> Goal
Write out all the material exactly. Leave nothing out.

> Material for this task
####################

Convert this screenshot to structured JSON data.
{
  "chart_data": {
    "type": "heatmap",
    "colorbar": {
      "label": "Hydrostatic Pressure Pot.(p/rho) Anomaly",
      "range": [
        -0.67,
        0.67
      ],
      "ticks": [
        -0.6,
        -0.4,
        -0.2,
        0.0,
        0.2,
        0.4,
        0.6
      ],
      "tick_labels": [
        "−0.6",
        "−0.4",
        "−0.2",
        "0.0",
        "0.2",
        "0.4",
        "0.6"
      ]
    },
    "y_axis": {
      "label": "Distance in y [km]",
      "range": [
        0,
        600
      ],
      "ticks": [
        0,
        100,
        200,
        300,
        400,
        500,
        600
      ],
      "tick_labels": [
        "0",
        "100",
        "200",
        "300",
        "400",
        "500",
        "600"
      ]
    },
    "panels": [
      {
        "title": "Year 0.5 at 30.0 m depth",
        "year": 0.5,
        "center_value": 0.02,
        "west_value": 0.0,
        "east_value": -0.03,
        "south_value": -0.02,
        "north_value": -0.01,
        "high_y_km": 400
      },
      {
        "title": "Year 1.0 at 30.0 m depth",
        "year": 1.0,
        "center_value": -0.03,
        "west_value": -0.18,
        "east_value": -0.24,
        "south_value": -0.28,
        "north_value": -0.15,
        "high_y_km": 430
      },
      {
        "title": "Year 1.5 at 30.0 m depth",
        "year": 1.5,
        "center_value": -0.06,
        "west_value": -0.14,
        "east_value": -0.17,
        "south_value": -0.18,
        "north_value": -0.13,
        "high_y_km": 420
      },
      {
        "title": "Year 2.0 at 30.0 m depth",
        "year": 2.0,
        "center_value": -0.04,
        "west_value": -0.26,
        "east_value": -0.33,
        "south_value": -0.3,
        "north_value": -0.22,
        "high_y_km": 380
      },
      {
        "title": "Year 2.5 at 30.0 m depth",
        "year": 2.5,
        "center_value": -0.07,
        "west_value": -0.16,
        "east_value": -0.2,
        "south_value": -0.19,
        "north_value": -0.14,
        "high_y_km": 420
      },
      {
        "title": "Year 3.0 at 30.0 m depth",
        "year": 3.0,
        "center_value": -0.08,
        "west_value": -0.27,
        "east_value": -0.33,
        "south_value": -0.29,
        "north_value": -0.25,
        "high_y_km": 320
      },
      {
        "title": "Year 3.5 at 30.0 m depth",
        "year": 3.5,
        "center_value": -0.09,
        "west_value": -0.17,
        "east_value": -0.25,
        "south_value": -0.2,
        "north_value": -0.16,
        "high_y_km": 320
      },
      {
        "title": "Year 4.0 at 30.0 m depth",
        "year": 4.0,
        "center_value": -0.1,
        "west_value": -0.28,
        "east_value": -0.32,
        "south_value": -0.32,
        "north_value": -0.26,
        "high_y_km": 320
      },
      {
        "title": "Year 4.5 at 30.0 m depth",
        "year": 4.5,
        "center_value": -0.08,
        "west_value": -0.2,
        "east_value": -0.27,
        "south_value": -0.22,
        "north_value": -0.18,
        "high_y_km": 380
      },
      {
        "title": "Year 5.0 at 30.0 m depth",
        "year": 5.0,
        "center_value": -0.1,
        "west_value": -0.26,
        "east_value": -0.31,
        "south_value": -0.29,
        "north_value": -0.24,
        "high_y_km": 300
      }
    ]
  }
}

####################

> Response
Convert this screenshot to structured JSON data.
{
  "chart_data": {
    "type": "heatmap",
    "colorbar": {
      "label": "Hydrostatic Pressure Pot.(p/rho) Anomaly",
      "range": [
        -0.67,
        0.67
      ],
      "ticks": [
        -0.6,
        -0.4,
        -0.2,
        0.0,
        0.2,
        0.4,
        0.6
      ],
      "tick_labels": [
        "−0.6",
        "−0.4",
        "−0.2",
        "0.0",
        "0.2",
        "0.4",
        "0.6"
      ]
    },
    "y_axis": {
      "label": "Distance in y [km]",
      "range": [
        0,
        600
      ],
      "ticks": [
        0,
        100,
        200,
        300,
        400,
        500,
        600
      ],
      "tick_labels": [
        "0",
        "100",
        "200",
        "300",
        "400",
        "500",
        "600"
      ]
    },
    "panels": [
      {
        "title": "Year 0.5 at 30.0 m depth",
        "year": 0.5,
        "center_value": 0.02,
        "west_value": 0.0,
        "east_value": -0.03,
        "south_value": -0.02,
        "north_value": -0.01,
        "high_y_km": 400
      },
      {
        "title": "Year 1.0 at 30.0 m depth",
        "year": 1.0,
        "center_value": -0.03,
        "west_value": -0.18,
        "east_value": -0.24,
        "south_value": -0.28,
        "north_value": -0.15,
        "high_y_km": 430
      },
      {
        "title": "Year 1.5 at 30.0 m depth",
        "year": 1.5,
        "center_value": -0.06,
        "west_value": -0.14,
        "east_value": -0.17,
        "south_value": -0.18,
        "north_value": -0.13,
        "high_y_km": 420
      },
      {
        "title": "Year 2.0 at 30.0 m depth",
        "year": 2.0,
        "center_value": -0.04,
        "west_value": -0.26,
        "east_value": -0.33,
        "south_value": -0.3,
        "north_value": -0.22,
        "high_y_km": 380
      },
      {
        "title": "Year 2.5 at 30.0 m depth",
        "year": 2.5,
        "center_value": -0.07,
        "west_value": -0.16,
        "east_value": -0.2,
        "south_value": -0.19,
        "north_value": -0.14,
        "high_y_km": 420
      },
      {
        "title": "Year 3.0 at 30.0 m depth",
        "year": 3.0,
        "center_value": -0.08,
        "west_value": -0.27,
        "east_value": -0.33,
        "south_value": -0.29,
        "north_value": -0.25,
        "high_y_km": 320
      },
      {
        "title": "Year 3.5 at 30.0 m depth",
        "year": 3.5,
        "center_value": -0.09,
        "west_value": -0.17,
        "east_value": -0.25,
        "south_value": -0.2,
        "north_value": -0.16,
        "high_y_km": 320
      },
      {
        "title": "Year 4.0 at 30.0 m depth",
        "year": 4.0,
        "center_value": -0.1,
        "west_value": -0.28,
        "east_value": -0.32,
        "south_value": -0.32,
        "north_value": -0.26,
        "high_y_km": 320
      },
      {
        "title": "Year 4.5 at 30.0 m depth",
        "year": 4.5,
        "center_value": -0.08,
        "west_value": -0.2,
        "east_value": -0.27,
        "south_value": -0.22,
        "north_value": -0.18,
        "high_y_km": 380
      },
      {
        "title": "Year 5.0 at 30.0 m depth",
        "year": 5.0,
        "center_value": -0.1,
        "west_value": -0.26,
        "east_value": -0.31,
        "south_value": -0.29,
        "north_value": -0.24,
        "high_y_km": 300
      }
    ]
  }
}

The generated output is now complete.